▶ **Суть задания**
Где, согласно тексту о концерте Окуджавы, 29 ноября появилась статья Игоря Лисочкина «О цене „шумного успеха“»?

Это был первый концерт Окуджавы, прошедший с таким успехом. Масштаб явления стал очевиден. Разумеется, это понравилось не всем. Когда счастливый и усталый Окуджава (в первом отделении читал, во втором пел) спускался по лестнице Дома работников искусств, к нему подскочил композитор Иван Дзержинский, автор соцреалистической оперы «Тихий Дон»:

– Я не позволю этого безобразия в нашем доме! Я – Дзержинский! Я – Дзержинский!

– А я Фрунзе, – сказал стоявший сзади Лебедев, хлопнув его по плечу, и скандал рассосался, но без последствий не остался. Во-первых, сам Дзержинский 24 апреля 1965 года в «Литературке» опубликовал в рамках дискуссии «о бардах и менестрелях» реплику «С рекламы ли надо начинать?», где указал на опасность магнитофонной культуры. Во-вторых, как вспоминал на вечерах сам Окуджава, – эта фраза в рассказах о себе повторялась регулярно, – «в 1961 году стали со мной бороться». Борьба получилась курьезная и непродолжительная; если б не ажиотаж на вечере 14 ноября – все бы обошлось. Но поэтические вечера с конной милицией еще не вошли в обычай, и руководство испугалось примерно так же, как в 1946 году, когда при появлении Ахматовой и Пастернака зал в едином порыве встал. Через две недели после концерта, 29 ноября, в «Смене» появилась статья Игоря Лисочкина «О цене „шумного успеха“». Ее почти сразу (5 декабря) перепечатала «Комсомолка».

Игорь Лисочкин – ровесник Окуджавы, ныне руководитель питерского клуба военных обозревателей, многолетний сотрудник «Санкт-Петербургских ведомостей», ветеран войны. Песни Окуджавы он знал и любил, потому и на концерт пошел – об этом поэту впоследствии рассказали общие знакомые: Ленинград – город тесный, любители авторской песни друг друга знали. Это всего грустней: писал «свой» – и по-коленчески, и социально; но попросили – и не отказал, и отработал заказ с энтузиазмом. Интересней другое: перед нами первый в русской критике серьезный анализ творчества Окуджавы. Недоброжелательный – да; однако точный, выполненный человеком понимающим и даже глубоким. Если бы меня попросили назвать наиболее выразительные критические статьи об Окуджаве – а они немногочисленны, при всей обширности литературы о нем, – я назвал бы заметку Лисочкина первой, и не только хронологически, хотя сам Окуджава в интервью «Смене» 31 год спустя говорил: «Профессионально-то она была весьма слабой». Главные особенности его манеры тут обозначены: доброжелательно, недоброжелательно – дело другое. Перед нами четкое описание метода, во многом оказавшееся пророческим. Что до разносного потенциала, статья не особо опасная, но довольно противная. Впоследствии, пересказывая ее на вечерах, Окуджава издевательски цитировал: «Но за таким поэтом девушки не пойдут. Девушки пойдут за Твардовским и Исаковским». И добавлял: «Был такой критерий оценки поэта – за кем пойдут девушки».

(Записи о расположении элементов)
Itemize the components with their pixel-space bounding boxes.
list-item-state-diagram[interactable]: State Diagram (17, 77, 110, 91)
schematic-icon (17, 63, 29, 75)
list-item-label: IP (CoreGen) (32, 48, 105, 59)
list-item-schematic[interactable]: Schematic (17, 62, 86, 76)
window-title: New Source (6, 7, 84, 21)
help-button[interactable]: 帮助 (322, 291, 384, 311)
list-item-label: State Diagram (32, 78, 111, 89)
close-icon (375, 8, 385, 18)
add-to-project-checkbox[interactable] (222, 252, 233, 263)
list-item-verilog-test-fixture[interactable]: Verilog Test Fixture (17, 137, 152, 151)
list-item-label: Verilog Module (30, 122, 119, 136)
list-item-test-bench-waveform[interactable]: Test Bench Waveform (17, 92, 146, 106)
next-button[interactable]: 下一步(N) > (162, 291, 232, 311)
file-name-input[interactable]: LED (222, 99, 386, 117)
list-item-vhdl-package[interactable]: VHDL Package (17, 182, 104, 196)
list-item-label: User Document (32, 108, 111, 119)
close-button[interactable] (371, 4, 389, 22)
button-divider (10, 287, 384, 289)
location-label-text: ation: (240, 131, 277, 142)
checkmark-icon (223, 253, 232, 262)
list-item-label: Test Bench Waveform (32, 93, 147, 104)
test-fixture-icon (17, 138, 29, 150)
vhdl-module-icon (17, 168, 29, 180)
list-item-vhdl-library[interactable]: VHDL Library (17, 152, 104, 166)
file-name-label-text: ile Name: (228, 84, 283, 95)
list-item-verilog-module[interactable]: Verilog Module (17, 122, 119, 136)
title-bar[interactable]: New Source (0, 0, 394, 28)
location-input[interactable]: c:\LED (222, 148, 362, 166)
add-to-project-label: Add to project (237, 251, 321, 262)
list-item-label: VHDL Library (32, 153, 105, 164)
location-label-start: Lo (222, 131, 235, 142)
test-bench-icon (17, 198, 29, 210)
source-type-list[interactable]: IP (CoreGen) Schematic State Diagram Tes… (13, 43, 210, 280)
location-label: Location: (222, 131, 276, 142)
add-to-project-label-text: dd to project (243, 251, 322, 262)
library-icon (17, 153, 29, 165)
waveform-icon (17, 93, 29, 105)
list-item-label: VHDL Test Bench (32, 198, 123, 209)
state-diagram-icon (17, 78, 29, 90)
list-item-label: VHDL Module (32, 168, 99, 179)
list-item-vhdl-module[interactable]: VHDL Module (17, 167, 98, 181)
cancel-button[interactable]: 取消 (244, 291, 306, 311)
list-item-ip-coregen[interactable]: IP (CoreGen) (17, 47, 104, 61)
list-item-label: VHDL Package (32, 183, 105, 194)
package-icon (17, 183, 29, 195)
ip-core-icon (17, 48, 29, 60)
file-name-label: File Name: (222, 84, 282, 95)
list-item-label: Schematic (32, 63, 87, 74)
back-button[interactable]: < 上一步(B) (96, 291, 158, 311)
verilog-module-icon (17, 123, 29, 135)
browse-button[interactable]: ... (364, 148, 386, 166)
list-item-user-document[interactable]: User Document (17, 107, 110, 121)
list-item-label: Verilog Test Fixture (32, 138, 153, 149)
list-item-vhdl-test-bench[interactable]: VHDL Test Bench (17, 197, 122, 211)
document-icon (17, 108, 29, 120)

▶ **Ответ**
В «Смене».